PROMPT —
Look for the string "into" in every line, and copy each line that has it.

[Extracted records]
* * * * * * * * *

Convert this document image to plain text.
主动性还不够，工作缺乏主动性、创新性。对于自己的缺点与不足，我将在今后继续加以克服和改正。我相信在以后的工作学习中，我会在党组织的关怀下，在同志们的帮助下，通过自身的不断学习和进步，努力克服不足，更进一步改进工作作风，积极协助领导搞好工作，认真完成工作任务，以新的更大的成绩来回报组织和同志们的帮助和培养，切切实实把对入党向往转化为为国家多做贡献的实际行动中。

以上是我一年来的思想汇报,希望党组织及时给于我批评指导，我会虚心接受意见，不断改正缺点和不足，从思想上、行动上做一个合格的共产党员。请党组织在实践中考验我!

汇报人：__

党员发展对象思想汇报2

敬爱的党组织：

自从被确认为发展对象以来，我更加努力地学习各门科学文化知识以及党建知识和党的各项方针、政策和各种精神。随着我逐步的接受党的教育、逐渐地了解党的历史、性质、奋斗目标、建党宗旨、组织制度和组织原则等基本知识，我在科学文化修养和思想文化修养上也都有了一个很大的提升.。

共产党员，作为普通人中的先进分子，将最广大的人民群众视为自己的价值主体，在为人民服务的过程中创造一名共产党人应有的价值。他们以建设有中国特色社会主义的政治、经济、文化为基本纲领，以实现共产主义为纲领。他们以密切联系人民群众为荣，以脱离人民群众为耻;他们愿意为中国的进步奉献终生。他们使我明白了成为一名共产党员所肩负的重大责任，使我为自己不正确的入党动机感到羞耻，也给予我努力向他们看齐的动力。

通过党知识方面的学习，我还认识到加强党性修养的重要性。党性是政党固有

* * * * * * * * *

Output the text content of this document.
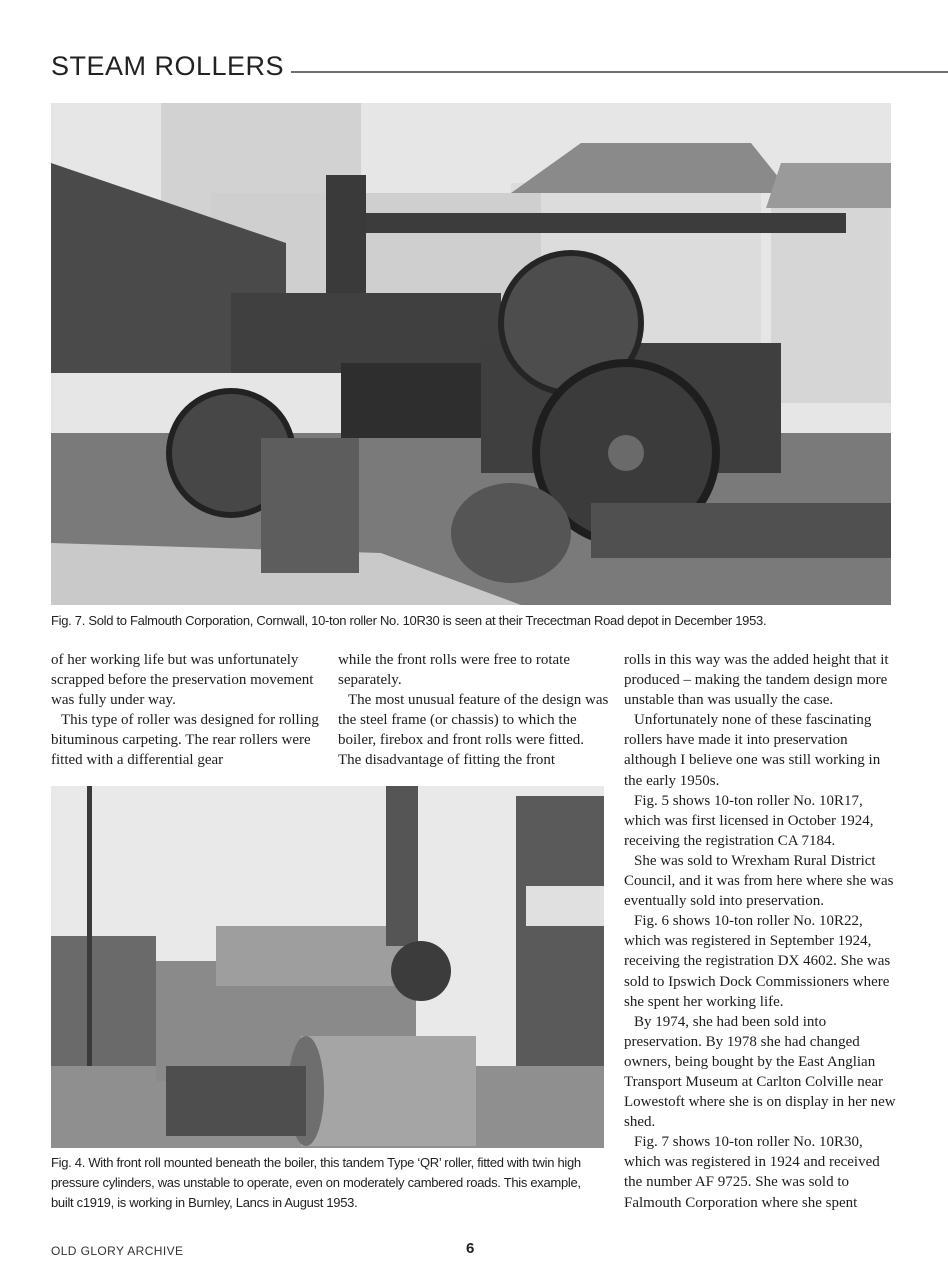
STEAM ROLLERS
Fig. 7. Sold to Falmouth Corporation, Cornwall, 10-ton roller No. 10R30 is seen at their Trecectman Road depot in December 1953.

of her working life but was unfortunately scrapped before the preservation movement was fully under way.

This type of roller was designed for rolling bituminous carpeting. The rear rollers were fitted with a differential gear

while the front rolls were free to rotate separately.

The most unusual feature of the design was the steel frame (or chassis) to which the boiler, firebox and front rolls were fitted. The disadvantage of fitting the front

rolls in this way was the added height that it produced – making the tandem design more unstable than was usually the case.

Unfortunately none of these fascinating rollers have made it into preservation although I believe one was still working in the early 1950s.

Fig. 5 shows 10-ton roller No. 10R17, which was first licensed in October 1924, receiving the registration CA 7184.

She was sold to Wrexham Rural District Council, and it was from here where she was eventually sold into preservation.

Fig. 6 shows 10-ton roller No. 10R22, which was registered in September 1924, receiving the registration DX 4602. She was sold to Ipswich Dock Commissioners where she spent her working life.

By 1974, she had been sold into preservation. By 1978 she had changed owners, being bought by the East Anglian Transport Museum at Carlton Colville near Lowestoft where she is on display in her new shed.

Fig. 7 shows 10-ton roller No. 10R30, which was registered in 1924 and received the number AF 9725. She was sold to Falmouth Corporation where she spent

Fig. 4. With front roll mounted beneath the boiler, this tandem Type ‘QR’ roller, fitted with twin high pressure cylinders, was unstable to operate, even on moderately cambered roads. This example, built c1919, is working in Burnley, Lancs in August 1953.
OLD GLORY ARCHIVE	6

* * * * * * * * *

ANSWER FOR THE TASK —
Unfortunately none of these fascinating rollers have made it into preservation although I believe one was still working in the early 1950s.
She was sold to Wrexham Rural District Council, and it was from here where she was eventually sold into preservation.
By 1974, she had been sold into preservation. By 1978 she had changed owners, being bought by the East Anglian Transport Museum at Carlton Colville near Lowestoft where she is on display in her new shed.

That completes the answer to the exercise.